Count the lines below that contain the word "Lands", and report only that number.

DATA SUPPLIED:
============

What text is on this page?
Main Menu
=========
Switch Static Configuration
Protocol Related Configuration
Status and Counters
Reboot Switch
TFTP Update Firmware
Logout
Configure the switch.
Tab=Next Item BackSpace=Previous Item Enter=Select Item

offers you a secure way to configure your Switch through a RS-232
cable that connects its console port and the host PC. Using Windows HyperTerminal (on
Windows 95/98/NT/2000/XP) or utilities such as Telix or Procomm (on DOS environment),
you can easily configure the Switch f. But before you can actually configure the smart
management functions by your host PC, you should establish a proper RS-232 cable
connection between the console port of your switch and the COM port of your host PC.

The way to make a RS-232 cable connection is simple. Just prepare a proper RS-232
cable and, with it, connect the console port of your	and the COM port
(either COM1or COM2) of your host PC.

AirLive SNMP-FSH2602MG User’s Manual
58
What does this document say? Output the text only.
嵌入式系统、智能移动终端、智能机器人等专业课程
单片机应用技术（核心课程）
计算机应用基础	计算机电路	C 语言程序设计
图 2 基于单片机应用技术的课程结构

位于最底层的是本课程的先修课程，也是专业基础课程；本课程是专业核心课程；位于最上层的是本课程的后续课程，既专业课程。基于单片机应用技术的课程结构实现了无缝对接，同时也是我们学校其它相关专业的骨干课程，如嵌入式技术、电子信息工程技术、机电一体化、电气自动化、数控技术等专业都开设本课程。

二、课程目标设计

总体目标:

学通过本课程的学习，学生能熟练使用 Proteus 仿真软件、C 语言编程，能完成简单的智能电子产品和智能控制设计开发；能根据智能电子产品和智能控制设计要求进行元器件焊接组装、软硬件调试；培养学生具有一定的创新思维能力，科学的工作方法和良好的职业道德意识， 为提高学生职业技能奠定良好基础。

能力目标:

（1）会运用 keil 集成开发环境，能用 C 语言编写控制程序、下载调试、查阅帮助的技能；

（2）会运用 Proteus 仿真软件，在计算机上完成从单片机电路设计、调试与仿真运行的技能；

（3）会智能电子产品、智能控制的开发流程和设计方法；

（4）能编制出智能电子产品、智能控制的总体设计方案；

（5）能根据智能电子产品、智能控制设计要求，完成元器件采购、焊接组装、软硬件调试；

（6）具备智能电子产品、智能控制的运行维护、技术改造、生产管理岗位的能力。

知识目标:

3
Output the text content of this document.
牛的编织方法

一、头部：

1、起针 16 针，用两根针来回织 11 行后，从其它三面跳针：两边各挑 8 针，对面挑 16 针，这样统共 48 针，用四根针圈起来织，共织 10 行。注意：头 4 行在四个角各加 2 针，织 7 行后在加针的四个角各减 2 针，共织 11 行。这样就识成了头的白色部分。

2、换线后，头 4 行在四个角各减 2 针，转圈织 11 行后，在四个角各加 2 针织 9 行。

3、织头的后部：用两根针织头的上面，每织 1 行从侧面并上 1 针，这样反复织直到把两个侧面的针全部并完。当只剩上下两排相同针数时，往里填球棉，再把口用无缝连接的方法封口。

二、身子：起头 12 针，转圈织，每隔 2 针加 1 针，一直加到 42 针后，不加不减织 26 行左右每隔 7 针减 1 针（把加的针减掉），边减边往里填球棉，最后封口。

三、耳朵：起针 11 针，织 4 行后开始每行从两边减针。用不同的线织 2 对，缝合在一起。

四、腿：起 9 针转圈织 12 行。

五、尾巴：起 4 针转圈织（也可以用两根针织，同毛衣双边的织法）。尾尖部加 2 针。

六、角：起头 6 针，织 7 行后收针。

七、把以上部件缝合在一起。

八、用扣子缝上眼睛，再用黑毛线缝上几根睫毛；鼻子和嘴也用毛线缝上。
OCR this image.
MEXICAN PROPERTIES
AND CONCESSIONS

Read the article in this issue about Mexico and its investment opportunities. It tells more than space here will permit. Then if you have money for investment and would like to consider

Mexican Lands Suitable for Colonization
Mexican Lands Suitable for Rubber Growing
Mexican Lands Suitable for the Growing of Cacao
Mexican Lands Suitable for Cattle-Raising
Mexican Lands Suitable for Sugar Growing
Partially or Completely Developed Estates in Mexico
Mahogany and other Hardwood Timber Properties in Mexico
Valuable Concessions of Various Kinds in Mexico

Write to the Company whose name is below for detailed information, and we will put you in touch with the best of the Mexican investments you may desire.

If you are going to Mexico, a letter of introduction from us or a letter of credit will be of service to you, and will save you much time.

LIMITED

============

WRITTEN RESPONSE: 5